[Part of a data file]
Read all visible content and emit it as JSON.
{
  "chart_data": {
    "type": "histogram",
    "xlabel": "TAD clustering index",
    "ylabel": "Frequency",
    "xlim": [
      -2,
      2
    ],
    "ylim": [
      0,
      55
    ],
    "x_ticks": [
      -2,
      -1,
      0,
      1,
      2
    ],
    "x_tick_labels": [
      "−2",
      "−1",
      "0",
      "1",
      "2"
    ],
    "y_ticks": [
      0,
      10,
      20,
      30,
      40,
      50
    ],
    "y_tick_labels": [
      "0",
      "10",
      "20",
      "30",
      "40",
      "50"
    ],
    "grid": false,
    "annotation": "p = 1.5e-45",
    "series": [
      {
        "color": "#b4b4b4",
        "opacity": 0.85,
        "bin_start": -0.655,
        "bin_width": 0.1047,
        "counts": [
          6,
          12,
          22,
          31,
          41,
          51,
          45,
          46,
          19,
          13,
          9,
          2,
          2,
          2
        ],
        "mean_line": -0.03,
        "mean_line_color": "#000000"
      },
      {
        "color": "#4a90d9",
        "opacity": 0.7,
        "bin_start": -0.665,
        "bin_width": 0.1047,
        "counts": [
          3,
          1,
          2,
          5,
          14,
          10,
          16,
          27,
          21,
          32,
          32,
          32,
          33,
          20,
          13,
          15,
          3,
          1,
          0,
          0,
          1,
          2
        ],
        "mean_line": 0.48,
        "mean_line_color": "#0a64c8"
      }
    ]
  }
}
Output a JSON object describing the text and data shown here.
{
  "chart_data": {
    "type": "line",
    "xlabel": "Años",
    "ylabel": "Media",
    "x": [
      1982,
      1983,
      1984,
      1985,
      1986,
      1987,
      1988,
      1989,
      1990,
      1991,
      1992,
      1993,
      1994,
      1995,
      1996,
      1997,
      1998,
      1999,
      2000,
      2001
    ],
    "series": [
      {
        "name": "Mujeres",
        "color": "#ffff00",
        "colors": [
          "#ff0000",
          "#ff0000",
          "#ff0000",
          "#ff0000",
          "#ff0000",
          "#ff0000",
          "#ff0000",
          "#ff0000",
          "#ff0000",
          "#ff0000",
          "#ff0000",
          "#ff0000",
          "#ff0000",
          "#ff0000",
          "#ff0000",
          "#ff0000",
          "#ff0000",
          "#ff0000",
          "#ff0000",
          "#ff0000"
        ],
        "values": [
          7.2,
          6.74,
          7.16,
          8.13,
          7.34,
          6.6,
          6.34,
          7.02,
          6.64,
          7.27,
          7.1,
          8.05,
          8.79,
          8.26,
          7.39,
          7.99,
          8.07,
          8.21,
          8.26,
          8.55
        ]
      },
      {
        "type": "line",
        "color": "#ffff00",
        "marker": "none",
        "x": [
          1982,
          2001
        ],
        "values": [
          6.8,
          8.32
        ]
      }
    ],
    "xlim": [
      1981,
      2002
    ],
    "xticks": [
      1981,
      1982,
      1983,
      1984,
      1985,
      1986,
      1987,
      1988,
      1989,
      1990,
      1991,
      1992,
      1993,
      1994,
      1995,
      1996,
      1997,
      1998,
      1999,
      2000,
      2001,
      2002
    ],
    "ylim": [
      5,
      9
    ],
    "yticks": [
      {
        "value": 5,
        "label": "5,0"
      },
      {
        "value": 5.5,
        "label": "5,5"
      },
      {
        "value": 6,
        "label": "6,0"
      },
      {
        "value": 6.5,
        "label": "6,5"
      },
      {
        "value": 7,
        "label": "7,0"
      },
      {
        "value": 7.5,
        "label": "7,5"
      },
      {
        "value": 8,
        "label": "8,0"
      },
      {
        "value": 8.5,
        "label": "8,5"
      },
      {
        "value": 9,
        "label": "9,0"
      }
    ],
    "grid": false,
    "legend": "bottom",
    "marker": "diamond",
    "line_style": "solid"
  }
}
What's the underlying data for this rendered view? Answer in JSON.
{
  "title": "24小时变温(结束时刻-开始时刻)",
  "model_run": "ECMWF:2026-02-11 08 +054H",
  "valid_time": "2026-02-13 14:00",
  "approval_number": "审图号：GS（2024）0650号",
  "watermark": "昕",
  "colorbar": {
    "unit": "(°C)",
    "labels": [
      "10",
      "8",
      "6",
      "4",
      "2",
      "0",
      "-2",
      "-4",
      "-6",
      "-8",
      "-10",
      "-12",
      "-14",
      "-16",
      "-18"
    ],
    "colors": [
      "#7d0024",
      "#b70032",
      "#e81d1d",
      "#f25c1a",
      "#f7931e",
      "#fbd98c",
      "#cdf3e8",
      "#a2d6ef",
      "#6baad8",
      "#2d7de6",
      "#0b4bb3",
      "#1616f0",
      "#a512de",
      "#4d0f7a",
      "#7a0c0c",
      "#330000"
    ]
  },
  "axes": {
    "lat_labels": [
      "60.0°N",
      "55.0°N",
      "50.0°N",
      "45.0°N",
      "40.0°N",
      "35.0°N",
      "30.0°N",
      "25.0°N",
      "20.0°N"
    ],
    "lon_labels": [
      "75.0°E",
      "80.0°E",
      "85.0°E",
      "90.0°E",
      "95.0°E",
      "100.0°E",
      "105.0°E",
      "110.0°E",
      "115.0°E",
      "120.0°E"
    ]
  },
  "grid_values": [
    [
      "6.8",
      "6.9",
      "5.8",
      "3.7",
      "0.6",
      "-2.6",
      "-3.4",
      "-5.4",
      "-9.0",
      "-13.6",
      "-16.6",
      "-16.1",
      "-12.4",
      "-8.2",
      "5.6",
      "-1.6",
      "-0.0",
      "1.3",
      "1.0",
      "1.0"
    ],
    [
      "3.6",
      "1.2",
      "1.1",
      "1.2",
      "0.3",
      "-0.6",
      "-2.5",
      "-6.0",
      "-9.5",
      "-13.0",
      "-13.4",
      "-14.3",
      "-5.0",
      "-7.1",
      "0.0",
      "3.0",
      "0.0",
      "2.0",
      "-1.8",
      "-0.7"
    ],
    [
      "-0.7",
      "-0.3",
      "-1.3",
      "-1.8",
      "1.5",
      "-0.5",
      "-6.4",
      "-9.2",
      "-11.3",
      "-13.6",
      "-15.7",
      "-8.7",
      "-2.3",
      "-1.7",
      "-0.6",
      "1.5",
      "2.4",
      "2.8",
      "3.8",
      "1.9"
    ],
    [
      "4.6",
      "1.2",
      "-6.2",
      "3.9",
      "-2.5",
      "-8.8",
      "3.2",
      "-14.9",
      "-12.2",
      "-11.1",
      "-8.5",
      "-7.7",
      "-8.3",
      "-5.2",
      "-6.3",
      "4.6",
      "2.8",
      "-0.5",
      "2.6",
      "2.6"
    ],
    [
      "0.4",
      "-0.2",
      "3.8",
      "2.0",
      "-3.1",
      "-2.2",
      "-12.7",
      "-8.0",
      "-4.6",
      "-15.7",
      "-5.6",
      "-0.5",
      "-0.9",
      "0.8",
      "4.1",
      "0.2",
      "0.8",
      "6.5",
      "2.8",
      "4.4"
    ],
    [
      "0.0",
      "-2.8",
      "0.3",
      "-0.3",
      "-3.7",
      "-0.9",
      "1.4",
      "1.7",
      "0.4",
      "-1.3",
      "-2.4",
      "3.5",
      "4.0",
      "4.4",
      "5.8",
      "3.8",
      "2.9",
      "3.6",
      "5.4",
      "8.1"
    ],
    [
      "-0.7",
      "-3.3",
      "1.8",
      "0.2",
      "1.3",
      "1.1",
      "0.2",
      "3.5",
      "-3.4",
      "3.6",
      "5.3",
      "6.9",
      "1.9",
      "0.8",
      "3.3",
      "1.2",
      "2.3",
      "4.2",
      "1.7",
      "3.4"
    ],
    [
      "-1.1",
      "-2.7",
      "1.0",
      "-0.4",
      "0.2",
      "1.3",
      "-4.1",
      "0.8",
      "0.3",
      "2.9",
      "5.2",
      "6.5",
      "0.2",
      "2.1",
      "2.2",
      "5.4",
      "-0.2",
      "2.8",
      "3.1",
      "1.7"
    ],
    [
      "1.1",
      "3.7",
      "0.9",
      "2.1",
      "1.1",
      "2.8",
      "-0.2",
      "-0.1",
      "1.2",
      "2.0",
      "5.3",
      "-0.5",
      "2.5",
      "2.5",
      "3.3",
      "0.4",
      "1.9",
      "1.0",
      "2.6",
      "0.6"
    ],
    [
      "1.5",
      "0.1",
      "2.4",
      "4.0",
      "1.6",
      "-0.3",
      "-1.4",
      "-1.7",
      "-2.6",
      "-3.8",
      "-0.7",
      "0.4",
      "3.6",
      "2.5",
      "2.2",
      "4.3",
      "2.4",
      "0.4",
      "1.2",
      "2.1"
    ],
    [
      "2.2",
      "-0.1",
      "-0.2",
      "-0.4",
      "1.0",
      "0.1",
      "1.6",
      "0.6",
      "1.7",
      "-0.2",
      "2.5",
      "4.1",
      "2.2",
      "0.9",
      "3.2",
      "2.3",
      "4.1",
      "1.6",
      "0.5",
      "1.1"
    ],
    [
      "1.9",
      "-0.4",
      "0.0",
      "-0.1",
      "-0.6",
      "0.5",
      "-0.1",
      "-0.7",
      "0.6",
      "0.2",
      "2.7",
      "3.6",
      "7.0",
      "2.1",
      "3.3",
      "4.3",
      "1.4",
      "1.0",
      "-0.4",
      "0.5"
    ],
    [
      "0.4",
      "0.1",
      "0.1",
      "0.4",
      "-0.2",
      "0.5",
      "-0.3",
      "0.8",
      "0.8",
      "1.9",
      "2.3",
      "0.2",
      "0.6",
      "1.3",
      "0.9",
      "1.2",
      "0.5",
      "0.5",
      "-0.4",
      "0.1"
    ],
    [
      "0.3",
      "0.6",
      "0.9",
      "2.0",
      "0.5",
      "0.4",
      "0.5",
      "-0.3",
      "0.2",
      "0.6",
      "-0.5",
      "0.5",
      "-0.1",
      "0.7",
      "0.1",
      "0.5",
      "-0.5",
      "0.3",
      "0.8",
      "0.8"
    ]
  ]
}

- _GOAL_: Search the lines for the string "xlabel" and copy every line that has it.

- _ANSWER TO THIS PROBLEM_:
    "xlabel": "TAD clustering index",
    "xlabel": "Años",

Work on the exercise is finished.